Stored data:
========================
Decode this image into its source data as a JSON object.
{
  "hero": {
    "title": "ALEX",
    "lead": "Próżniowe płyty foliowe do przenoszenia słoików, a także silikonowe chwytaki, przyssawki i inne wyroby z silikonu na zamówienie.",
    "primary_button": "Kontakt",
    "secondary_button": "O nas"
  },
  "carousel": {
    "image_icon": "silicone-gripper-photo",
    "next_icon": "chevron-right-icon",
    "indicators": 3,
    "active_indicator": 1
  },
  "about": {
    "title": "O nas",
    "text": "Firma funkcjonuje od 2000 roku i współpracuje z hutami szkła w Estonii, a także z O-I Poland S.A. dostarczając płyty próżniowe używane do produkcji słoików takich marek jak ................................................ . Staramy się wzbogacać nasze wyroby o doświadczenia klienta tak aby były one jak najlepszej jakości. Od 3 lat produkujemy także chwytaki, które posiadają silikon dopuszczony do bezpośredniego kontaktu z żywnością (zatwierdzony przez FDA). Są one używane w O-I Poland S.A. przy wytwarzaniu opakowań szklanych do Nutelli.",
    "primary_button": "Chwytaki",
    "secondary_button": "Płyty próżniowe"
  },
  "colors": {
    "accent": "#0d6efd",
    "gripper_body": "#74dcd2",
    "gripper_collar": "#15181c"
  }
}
========================
# [Exercise goal]
Exactly reproduce all of the entries.

# [Exercise solution]
Decode this image into its source data as a JSON object.
{
  "hero": {
    "title": "ALEX",
    "lead": "Próżniowe płyty foliowe do przenoszenia słoików, a także silikonowe chwytaki, przyssawki i inne wyroby z silikonu na zamówienie.",
    "primary_button": "Kontakt",
    "secondary_button": "O nas"
  },
  "carousel": {
    "image_icon": "silicone-gripper-photo",
    "next_icon": "chevron-right-icon",
    "indicators": 3,
    "active_indicator": 1
  },
  "about": {
    "title": "O nas",
    "text": "Firma funkcjonuje od 2000 roku i współpracuje z hutami szkła w Estonii, a także z O-I Poland S.A. dostarczając płyty próżniowe używane do produkcji słoików takich marek jak ................................................ . Staramy się wzbogacać nasze wyroby o doświadczenia klienta tak aby były one jak najlepszej jakości. Od 3 lat produkujemy także chwytaki, które posiadają silikon dopuszczony do bezpośredniego kontaktu z żywnością (zatwierdzony przez FDA). Są one używane w O-I Poland S.A. przy wytwarzaniu opakowań szklanych do Nutelli.",
    "primary_button": "Chwytaki",
    "secondary_button": "Płyty próżniowe"
  },
  "colors": {
    "accent": "#0d6efd",
    "gripper_body": "#74dcd2",
    "gripper_collar": "#15181c"
  }
}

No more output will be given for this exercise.